> **Given problem**
Gather all lines in the entries that include the word "Weekly".
-- BEGIN --
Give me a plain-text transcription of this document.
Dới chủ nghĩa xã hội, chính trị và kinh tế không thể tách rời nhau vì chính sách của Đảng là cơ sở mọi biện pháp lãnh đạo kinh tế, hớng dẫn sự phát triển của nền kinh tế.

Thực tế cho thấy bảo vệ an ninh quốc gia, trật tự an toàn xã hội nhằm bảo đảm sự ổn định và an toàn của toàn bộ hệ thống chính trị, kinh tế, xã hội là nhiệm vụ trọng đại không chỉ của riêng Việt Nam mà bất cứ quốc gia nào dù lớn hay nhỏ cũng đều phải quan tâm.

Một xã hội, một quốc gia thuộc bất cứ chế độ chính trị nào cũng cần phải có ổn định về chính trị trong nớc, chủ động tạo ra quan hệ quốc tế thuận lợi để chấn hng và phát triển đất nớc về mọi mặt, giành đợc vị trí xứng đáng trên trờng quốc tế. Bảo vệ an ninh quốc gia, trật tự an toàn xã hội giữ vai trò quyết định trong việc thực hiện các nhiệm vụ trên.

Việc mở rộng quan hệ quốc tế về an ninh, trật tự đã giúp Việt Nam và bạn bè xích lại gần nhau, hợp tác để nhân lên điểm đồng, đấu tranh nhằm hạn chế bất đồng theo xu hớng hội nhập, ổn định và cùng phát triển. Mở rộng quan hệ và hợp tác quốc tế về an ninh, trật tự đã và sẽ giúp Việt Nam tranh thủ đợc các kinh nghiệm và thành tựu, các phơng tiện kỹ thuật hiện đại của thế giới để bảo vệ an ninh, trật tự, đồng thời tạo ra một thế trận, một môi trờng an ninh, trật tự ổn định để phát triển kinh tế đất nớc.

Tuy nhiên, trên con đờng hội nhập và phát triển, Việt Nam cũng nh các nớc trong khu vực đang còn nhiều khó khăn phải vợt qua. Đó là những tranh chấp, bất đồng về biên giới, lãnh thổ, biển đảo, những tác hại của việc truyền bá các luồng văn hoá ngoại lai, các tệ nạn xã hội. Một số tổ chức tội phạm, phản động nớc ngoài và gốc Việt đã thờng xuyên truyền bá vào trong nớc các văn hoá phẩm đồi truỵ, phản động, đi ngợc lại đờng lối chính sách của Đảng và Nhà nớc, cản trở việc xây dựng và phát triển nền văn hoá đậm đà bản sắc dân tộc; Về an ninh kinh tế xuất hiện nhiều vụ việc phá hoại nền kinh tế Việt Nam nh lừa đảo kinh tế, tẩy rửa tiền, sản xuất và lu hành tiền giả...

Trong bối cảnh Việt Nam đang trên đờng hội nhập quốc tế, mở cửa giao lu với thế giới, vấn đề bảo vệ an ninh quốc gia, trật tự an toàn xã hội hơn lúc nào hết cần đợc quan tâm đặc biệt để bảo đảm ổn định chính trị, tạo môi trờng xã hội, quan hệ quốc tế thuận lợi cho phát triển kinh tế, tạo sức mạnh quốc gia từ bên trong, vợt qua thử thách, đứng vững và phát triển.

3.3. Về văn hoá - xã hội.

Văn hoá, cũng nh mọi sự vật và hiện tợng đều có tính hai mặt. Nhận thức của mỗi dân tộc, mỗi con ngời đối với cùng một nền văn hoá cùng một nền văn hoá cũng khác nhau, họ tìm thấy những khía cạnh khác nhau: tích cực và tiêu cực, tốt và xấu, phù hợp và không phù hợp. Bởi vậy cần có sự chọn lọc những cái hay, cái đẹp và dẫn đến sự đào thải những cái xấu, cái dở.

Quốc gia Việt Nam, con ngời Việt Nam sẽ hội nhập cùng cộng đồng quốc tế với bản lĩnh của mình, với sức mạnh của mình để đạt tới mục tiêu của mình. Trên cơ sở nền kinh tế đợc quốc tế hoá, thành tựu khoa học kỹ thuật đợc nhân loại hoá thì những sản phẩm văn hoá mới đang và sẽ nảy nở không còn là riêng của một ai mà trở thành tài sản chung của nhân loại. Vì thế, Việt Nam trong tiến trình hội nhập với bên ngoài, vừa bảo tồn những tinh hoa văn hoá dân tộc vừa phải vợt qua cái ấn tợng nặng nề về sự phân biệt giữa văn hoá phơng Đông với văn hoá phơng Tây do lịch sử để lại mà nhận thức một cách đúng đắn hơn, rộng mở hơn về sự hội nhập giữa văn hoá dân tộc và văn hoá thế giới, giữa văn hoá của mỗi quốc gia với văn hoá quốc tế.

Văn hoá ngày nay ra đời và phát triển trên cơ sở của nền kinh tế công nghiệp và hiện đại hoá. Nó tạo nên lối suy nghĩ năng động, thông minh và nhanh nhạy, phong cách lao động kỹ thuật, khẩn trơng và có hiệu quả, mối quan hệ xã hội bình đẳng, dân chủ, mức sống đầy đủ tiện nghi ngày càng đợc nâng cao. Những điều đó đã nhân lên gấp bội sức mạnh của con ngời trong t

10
-- END --
-- BEGIN --
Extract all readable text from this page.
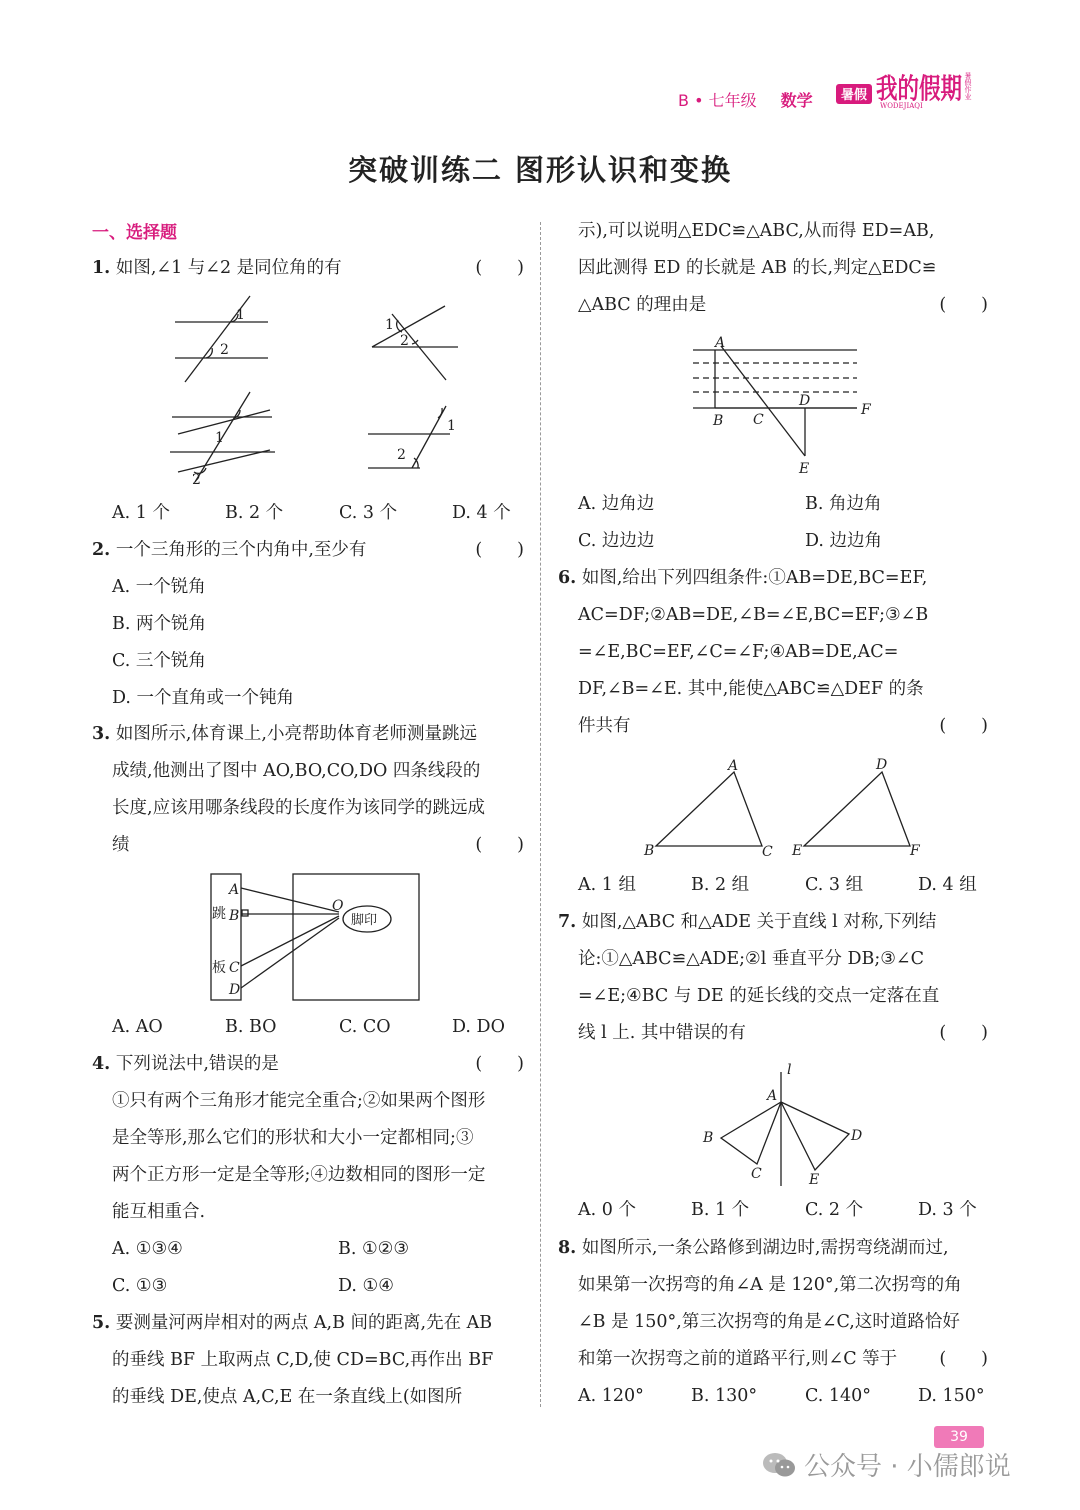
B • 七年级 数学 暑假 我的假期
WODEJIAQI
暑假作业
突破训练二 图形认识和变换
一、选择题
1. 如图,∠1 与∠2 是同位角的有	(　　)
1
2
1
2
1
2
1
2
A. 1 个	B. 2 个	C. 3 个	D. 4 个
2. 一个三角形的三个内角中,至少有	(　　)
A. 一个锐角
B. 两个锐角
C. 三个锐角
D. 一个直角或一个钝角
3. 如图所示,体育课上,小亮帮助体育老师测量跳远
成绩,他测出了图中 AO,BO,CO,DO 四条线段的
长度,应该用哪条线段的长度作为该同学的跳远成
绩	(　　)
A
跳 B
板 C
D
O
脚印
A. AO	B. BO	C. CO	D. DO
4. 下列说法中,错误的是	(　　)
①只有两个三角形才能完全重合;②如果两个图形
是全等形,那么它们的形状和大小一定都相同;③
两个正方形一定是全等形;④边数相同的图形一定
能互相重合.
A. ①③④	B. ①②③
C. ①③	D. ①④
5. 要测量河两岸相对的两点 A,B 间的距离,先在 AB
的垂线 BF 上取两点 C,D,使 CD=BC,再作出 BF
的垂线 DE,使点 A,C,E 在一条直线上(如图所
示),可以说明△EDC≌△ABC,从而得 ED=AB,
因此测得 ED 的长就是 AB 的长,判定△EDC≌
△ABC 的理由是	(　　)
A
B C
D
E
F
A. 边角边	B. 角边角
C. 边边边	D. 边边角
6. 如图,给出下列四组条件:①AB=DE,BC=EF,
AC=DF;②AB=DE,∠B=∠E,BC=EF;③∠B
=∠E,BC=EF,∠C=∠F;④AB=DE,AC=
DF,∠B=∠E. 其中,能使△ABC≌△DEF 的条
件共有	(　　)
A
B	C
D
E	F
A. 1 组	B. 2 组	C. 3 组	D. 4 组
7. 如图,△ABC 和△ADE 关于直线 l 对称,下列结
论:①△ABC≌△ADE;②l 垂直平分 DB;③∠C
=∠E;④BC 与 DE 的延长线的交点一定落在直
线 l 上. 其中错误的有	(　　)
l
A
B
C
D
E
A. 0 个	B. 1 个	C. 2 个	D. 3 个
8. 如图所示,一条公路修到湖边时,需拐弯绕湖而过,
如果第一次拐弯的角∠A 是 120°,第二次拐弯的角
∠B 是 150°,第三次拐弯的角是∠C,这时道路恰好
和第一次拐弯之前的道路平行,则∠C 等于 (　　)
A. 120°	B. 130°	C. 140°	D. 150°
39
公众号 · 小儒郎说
-- END --
-- BEGIN --
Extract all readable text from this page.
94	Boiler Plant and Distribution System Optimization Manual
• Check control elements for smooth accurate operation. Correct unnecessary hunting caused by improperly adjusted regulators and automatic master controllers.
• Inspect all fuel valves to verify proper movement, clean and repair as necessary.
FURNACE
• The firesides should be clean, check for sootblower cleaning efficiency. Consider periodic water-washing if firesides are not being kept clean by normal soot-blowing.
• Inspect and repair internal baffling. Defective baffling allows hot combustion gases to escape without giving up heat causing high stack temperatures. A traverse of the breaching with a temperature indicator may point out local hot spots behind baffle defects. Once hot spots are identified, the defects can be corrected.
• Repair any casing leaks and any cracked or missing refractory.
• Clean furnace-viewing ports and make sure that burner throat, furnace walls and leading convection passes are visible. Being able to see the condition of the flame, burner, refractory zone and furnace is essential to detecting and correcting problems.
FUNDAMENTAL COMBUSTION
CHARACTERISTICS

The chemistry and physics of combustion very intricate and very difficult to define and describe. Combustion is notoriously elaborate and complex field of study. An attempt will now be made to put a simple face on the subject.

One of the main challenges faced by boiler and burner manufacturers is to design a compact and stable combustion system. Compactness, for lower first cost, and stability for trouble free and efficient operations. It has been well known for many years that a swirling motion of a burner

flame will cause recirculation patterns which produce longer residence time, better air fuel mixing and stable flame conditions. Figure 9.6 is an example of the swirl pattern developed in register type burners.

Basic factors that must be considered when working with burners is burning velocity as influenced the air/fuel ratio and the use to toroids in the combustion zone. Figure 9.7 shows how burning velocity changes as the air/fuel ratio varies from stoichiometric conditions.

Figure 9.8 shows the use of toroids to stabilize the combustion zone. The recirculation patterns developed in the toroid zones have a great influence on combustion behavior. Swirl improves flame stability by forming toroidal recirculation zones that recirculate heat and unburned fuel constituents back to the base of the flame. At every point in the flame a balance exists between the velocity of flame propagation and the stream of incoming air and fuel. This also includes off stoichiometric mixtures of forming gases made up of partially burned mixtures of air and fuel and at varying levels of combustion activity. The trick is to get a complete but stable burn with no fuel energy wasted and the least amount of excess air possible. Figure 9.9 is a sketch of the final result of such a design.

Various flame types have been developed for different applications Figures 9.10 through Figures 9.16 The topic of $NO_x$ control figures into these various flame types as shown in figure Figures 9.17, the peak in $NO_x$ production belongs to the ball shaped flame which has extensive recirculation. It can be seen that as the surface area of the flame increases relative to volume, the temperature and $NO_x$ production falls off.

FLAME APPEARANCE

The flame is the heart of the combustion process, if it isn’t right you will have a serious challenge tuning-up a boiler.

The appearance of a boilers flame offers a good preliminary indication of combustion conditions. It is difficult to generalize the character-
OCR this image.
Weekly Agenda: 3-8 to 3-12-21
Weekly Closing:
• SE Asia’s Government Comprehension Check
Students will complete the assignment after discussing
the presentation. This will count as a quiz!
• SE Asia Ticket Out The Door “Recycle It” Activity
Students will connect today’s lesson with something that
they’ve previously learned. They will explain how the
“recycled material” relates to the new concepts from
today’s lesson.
-- END --
> **Result for this exercise**
Weekly Agenda: 3-8 to 3-12-21
Weekly Closing:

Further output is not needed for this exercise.